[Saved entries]
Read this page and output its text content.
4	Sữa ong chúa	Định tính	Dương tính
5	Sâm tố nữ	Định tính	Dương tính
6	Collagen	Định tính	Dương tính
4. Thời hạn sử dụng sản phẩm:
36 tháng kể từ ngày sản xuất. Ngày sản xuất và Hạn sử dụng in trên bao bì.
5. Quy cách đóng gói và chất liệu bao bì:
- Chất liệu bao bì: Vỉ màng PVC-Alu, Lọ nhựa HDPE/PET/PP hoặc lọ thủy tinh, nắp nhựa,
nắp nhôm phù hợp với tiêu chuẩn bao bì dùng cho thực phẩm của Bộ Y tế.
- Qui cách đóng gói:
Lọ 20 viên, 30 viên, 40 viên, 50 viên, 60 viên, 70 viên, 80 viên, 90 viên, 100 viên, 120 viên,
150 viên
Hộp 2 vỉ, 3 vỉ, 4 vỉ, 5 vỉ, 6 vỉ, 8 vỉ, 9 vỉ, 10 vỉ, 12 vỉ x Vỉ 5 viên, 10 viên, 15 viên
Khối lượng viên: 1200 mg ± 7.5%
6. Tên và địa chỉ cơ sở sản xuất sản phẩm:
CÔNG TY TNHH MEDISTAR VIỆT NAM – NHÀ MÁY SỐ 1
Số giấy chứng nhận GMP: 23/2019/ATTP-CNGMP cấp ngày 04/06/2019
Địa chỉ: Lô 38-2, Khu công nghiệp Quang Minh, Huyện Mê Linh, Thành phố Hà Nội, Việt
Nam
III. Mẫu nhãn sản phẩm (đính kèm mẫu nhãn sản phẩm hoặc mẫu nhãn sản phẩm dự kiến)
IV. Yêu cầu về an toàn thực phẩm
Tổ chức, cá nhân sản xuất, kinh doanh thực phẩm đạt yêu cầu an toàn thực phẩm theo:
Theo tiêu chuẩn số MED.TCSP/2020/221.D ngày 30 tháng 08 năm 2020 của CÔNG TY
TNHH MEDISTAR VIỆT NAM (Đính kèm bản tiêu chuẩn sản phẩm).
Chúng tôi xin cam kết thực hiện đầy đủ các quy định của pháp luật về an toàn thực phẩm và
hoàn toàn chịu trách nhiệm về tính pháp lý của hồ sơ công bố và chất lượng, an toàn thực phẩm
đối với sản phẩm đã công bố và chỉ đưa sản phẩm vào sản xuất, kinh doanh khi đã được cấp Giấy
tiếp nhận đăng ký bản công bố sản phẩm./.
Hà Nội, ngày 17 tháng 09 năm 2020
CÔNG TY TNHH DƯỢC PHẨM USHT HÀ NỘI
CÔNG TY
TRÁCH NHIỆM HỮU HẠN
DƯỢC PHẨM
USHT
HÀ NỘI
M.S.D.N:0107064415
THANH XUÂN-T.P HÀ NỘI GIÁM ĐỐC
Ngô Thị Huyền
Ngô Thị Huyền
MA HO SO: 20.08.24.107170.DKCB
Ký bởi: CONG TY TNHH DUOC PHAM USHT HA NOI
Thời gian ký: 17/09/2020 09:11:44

** STATED EXERCISE **
Go through the listing above and restate it word for word.

** RESULT FOR THIS TASK **
Read this page and output its text content.
4	Sữa ong chúa	Định tính	Dương tính
5	Sâm tố nữ	Định tính	Dương tính
6	Collagen	Định tính	Dương tính
4. Thời hạn sử dụng sản phẩm:
36 tháng kể từ ngày sản xuất. Ngày sản xuất và Hạn sử dụng in trên bao bì.
5. Quy cách đóng gói và chất liệu bao bì:
- Chất liệu bao bì: Vỉ màng PVC-Alu, Lọ nhựa HDPE/PET/PP hoặc lọ thủy tinh, nắp nhựa,
nắp nhôm phù hợp với tiêu chuẩn bao bì dùng cho thực phẩm của Bộ Y tế.
- Qui cách đóng gói:
Lọ 20 viên, 30 viên, 40 viên, 50 viên, 60 viên, 70 viên, 80 viên, 90 viên, 100 viên, 120 viên,
150 viên
Hộp 2 vỉ, 3 vỉ, 4 vỉ, 5 vỉ, 6 vỉ, 8 vỉ, 9 vỉ, 10 vỉ, 12 vỉ x Vỉ 5 viên, 10 viên, 15 viên
Khối lượng viên: 1200 mg ± 7.5%
6. Tên và địa chỉ cơ sở sản xuất sản phẩm:
CÔNG TY TNHH MEDISTAR VIỆT NAM – NHÀ MÁY SỐ 1
Số giấy chứng nhận GMP: 23/2019/ATTP-CNGMP cấp ngày 04/06/2019
Địa chỉ: Lô 38-2, Khu công nghiệp Quang Minh, Huyện Mê Linh, Thành phố Hà Nội, Việt
Nam
III. Mẫu nhãn sản phẩm (đính kèm mẫu nhãn sản phẩm hoặc mẫu nhãn sản phẩm dự kiến)
IV. Yêu cầu về an toàn thực phẩm
Tổ chức, cá nhân sản xuất, kinh doanh thực phẩm đạt yêu cầu an toàn thực phẩm theo:
Theo tiêu chuẩn số MED.TCSP/2020/221.D ngày 30 tháng 08 năm 2020 của CÔNG TY
TNHH MEDISTAR VIỆT NAM (Đính kèm bản tiêu chuẩn sản phẩm).
Chúng tôi xin cam kết thực hiện đầy đủ các quy định của pháp luật về an toàn thực phẩm và
hoàn toàn chịu trách nhiệm về tính pháp lý của hồ sơ công bố và chất lượng, an toàn thực phẩm
đối với sản phẩm đã công bố và chỉ đưa sản phẩm vào sản xuất, kinh doanh khi đã được cấp Giấy
tiếp nhận đăng ký bản công bố sản phẩm./.
Hà Nội, ngày 17 tháng 09 năm 2020
CÔNG TY TNHH DƯỢC PHẨM USHT HÀ NỘI
CÔNG TY
TRÁCH NHIỆM HỮU HẠN
DƯỢC PHẨM
USHT
HÀ NỘI
M.S.D.N:0107064415
THANH XUÂN-T.P HÀ NỘI GIÁM ĐỐC
Ngô Thị Huyền
Ngô Thị Huyền
MA HO SO: 20.08.24.107170.DKCB
Ký bởi: CONG TY TNHH DUOC PHAM USHT HA NOI
Thời gian ký: 17/09/2020 09:11:44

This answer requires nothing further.